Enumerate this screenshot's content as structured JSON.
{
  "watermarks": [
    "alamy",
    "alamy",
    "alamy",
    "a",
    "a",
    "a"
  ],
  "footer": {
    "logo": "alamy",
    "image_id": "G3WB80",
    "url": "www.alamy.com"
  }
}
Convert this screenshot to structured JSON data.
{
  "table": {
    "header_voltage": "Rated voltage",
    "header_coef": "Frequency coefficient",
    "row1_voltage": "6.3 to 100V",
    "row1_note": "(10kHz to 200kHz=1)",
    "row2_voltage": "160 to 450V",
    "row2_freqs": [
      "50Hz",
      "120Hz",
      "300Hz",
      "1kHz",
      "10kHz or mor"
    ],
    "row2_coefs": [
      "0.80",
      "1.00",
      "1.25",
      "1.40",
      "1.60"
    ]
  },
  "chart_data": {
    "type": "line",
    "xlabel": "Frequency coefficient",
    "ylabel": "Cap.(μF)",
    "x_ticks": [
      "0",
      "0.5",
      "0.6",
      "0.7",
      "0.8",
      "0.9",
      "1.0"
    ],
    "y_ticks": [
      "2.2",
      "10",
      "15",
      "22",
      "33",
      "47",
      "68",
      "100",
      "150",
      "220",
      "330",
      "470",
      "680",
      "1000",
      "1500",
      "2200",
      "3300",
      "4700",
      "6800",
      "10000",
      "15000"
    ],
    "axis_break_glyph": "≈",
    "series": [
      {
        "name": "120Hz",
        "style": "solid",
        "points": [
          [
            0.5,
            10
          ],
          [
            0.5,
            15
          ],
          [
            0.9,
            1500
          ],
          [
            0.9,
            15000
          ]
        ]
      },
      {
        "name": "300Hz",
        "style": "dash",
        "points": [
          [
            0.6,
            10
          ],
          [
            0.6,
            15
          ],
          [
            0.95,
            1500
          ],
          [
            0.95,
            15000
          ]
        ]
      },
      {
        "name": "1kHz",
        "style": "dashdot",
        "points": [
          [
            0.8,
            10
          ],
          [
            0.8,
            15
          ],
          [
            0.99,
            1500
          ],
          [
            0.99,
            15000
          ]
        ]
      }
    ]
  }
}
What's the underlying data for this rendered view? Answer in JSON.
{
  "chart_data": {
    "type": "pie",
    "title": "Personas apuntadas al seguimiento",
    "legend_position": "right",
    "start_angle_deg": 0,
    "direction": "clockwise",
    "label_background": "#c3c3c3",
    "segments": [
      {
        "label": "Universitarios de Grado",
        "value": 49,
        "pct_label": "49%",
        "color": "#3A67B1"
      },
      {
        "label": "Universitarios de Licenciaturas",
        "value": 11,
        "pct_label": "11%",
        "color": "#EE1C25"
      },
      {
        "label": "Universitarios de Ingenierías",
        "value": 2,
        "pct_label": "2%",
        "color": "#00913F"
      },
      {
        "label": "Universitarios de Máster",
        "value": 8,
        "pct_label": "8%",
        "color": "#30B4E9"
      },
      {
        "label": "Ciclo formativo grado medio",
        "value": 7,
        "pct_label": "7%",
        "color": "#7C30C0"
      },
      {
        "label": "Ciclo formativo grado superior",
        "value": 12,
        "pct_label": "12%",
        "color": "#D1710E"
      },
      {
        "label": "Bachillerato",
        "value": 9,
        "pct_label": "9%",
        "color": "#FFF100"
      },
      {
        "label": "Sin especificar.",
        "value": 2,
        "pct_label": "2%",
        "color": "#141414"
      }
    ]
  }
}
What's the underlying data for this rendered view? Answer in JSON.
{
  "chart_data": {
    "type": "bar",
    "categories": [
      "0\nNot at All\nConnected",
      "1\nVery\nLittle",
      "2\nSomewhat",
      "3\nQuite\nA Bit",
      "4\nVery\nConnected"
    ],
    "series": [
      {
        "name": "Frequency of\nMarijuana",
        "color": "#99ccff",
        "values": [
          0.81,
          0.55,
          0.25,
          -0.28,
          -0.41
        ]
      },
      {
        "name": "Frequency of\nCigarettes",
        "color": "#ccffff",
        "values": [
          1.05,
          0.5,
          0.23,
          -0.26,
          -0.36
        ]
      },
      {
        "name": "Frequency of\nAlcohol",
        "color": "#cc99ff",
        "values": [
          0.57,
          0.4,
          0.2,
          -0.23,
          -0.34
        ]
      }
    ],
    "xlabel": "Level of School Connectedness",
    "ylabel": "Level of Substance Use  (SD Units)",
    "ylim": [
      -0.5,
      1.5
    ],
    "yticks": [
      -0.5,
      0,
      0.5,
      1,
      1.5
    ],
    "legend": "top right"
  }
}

WORK INSTRUCTIONS:
Of all the lines in the material above, how many contain the word "color"? Give only the count.

EXERCISE RESULT:
11